**Extracted data entries:**

## BEGIN

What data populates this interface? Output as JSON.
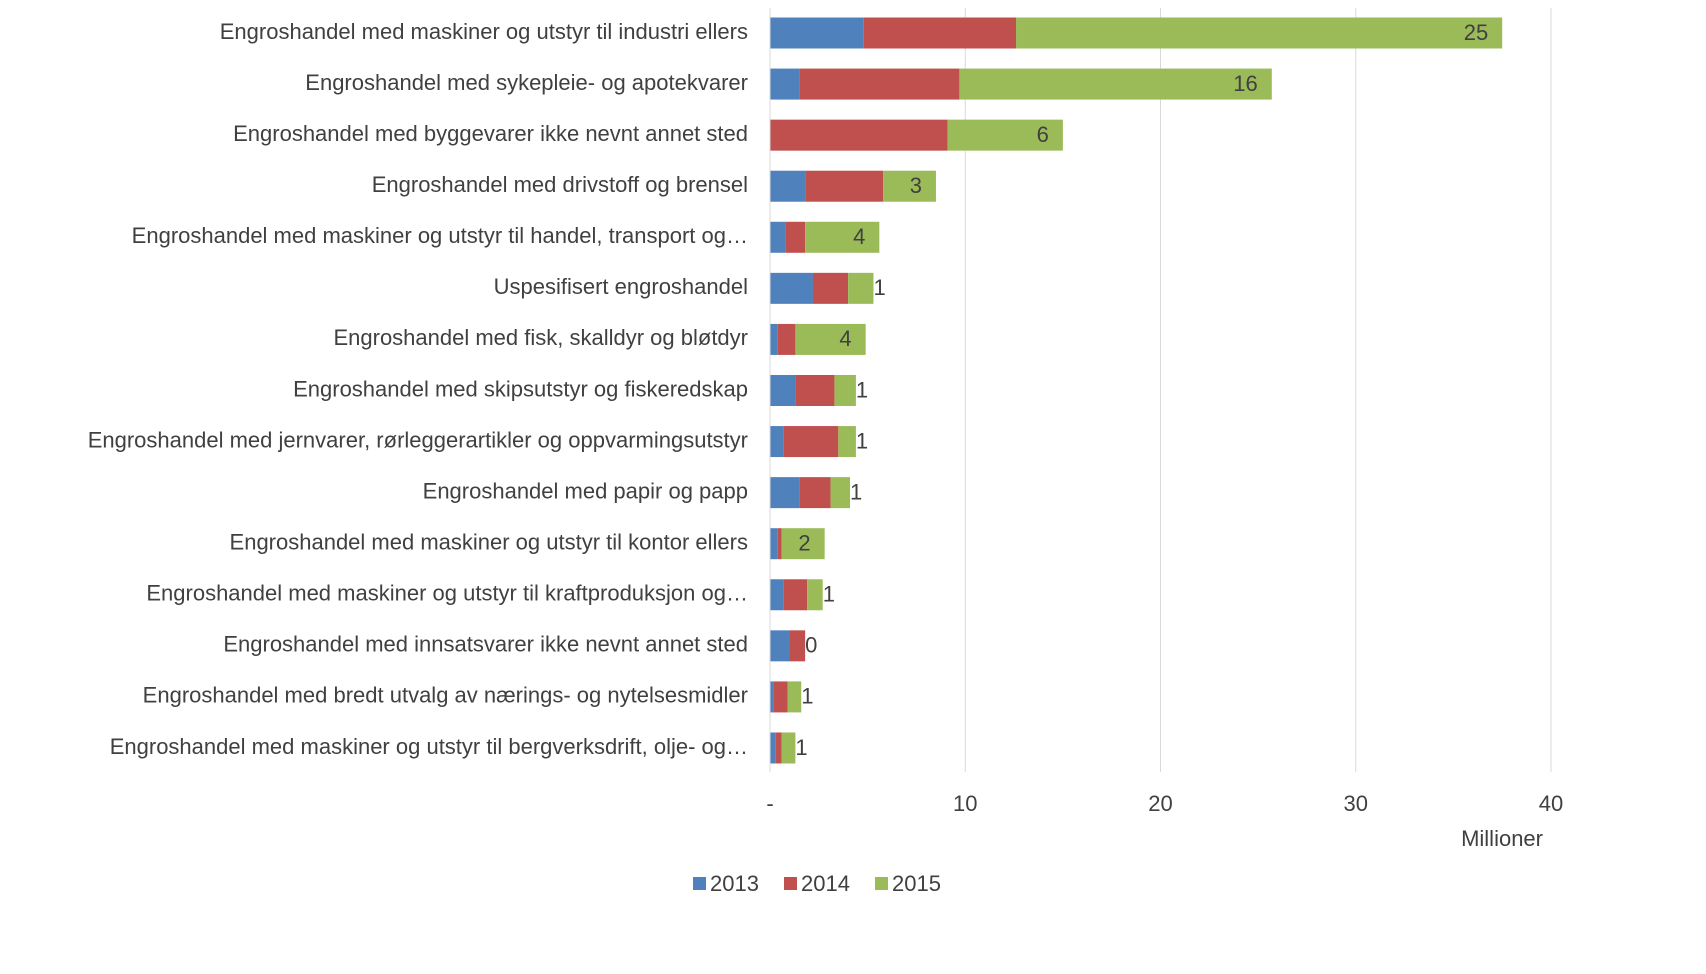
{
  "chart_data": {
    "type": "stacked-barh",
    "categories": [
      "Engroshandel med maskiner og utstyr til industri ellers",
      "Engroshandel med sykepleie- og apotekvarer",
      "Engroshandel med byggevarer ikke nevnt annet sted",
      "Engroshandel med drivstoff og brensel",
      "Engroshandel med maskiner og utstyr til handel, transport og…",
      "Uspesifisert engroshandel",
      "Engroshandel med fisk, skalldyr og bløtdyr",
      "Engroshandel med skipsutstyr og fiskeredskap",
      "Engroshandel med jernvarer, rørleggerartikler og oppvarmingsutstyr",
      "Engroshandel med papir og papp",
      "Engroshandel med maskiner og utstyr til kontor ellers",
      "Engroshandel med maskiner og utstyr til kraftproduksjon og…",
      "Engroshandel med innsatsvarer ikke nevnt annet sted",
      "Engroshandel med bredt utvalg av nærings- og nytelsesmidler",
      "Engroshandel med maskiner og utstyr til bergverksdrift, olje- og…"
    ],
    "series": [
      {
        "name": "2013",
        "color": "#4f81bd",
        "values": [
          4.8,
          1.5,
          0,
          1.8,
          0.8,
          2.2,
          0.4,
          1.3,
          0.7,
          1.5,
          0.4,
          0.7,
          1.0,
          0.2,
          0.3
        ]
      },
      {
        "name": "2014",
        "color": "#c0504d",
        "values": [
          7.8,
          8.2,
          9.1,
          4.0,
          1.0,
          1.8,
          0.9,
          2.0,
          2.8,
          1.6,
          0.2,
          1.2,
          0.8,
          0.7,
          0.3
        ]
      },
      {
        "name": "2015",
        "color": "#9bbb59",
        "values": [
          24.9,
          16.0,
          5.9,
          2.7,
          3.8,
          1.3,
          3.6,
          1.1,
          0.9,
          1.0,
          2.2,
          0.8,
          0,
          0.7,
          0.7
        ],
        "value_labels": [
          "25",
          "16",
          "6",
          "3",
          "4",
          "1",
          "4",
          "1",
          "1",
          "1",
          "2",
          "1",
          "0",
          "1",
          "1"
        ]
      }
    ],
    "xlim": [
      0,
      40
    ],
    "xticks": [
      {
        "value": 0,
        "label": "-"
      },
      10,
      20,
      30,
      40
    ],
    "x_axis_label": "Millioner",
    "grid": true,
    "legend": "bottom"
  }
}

## END
## BEGIN

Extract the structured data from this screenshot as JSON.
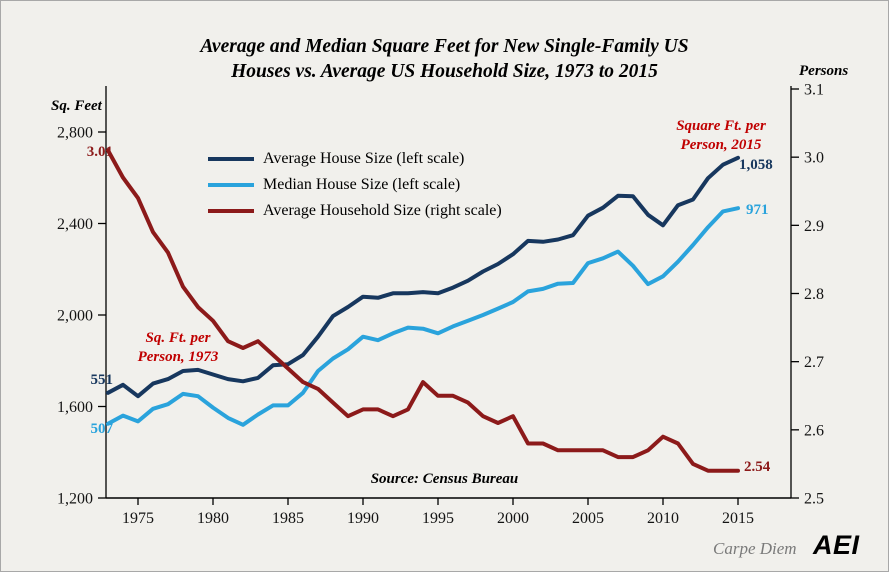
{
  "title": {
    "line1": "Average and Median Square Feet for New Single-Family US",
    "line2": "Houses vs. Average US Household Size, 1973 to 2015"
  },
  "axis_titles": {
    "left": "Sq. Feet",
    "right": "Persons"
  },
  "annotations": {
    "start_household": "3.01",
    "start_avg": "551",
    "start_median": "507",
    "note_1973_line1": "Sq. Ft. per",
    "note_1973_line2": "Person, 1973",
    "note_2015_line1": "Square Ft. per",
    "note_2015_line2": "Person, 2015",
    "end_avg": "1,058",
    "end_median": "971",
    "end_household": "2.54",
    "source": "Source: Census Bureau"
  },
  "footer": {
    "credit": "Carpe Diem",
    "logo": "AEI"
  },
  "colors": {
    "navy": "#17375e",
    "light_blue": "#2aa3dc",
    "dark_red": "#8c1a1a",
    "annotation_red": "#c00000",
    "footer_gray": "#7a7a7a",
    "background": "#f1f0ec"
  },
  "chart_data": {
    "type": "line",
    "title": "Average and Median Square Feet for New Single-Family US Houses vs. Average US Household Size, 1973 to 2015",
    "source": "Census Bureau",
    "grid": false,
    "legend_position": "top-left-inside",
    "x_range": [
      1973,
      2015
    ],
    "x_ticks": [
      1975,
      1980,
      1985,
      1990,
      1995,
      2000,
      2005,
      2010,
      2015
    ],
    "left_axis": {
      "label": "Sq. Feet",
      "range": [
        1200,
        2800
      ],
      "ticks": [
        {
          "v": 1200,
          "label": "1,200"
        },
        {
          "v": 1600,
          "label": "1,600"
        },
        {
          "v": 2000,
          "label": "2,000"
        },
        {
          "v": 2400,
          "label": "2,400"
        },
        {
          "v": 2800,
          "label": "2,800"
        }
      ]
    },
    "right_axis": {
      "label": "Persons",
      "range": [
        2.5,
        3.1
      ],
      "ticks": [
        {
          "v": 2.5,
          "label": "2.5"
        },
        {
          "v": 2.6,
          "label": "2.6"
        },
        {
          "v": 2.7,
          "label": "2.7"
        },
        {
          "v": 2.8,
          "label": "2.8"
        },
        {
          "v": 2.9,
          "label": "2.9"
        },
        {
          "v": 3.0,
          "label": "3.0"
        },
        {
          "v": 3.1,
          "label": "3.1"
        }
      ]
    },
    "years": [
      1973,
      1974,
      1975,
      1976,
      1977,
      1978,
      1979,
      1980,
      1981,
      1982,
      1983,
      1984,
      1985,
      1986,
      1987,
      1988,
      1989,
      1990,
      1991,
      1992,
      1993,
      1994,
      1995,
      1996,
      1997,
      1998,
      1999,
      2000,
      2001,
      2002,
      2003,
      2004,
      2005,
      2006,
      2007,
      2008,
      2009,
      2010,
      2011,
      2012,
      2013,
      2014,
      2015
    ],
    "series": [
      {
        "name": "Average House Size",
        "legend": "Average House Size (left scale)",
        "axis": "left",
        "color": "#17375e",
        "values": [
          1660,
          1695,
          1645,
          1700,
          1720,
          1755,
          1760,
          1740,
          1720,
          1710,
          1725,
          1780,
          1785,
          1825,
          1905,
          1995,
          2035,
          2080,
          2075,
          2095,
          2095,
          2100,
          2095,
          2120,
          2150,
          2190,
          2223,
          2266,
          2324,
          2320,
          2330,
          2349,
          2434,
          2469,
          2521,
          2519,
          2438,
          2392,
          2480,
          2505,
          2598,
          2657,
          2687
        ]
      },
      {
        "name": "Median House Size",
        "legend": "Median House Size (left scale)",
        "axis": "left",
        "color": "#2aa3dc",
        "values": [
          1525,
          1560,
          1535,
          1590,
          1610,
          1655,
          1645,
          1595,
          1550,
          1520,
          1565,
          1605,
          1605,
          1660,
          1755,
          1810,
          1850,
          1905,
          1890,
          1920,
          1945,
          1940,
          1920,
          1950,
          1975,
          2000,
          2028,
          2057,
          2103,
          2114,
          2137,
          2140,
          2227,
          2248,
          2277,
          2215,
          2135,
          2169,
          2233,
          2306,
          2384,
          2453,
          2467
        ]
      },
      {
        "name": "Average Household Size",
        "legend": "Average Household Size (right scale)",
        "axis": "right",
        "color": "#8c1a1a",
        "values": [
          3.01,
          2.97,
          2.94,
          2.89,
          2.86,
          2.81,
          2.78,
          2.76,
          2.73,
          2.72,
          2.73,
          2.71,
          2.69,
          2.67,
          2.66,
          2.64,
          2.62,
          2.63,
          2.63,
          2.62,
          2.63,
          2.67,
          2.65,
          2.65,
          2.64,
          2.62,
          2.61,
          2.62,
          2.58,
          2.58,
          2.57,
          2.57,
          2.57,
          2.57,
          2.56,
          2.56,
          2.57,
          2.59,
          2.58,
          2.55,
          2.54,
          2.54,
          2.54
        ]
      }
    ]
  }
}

## END

**GIVEN INSTRUCTION:** Copy out each line in the listing that has the word "Size".

**RESPONSE TO THIS EXERCISE:**
    "line2": "Houses vs. Average US Household Size, 1973 to 2015"
    "title": "Average and Median Square Feet for New Single-Family US Houses vs. Average US Household Size, 1973 to 2015",
        "name": "Average House Size",
        "legend": "Average House Size (left scale)",
        "name": "Median House Size",
        "legend": "Median House Size (left scale)",
        "name": "Average Household Size",
        "legend": "Average Household Size (right scale)",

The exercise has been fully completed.